Task:
Write out all the data again, exactly as it stands.
___
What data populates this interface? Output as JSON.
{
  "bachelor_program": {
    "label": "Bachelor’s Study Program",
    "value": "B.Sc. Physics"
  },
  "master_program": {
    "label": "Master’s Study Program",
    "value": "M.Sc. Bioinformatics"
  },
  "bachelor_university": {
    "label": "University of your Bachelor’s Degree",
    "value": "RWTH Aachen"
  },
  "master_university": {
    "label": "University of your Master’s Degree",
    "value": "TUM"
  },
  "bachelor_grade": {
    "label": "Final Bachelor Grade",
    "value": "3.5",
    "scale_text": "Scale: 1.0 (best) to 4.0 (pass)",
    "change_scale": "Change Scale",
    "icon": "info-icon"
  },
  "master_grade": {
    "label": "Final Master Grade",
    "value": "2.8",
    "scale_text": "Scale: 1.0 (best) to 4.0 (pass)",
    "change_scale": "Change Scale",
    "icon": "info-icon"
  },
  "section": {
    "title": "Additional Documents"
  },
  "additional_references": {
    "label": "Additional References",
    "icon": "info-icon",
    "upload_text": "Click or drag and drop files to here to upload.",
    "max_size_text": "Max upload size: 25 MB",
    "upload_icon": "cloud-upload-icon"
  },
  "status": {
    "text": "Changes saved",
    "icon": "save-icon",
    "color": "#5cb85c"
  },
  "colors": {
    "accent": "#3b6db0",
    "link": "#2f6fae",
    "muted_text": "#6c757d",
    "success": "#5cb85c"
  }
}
___
Final result:
What data populates this interface? Output as JSON.
{
  "bachelor_program": {
    "label": "Bachelor’s Study Program",
    "value": "B.Sc. Physics"
  },
  "master_program": {
    "label": "Master’s Study Program",
    "value": "M.Sc. Bioinformatics"
  },
  "bachelor_university": {
    "label": "University of your Bachelor’s Degree",
    "value": "RWTH Aachen"
  },
  "master_university": {
    "label": "University of your Master’s Degree",
    "value": "TUM"
  },
  "bachelor_grade": {
    "label": "Final Bachelor Grade",
    "value": "3.5",
    "scale_text": "Scale: 1.0 (best) to 4.0 (pass)",
    "change_scale": "Change Scale",
    "icon": "info-icon"
  },
  "master_grade": {
    "label": "Final Master Grade",
    "value": "2.8",
    "scale_text": "Scale: 1.0 (best) to 4.0 (pass)",
    "change_scale": "Change Scale",
    "icon": "info-icon"
  },
  "section": {
    "title": "Additional Documents"
  },
  "additional_references": {
    "label": "Additional References",
    "icon": "info-icon",
    "upload_text": "Click or drag and drop files to here to upload.",
    "max_size_text": "Max upload size: 25 MB",
    "upload_icon": "cloud-upload-icon"
  },
  "status": {
    "text": "Changes saved",
    "icon": "save-icon",
    "color": "#5cb85c"
  },
  "colors": {
    "accent": "#3b6db0",
    "link": "#2f6fae",
    "muted_text": "#6c757d",
    "success": "#5cb85c"
  }
}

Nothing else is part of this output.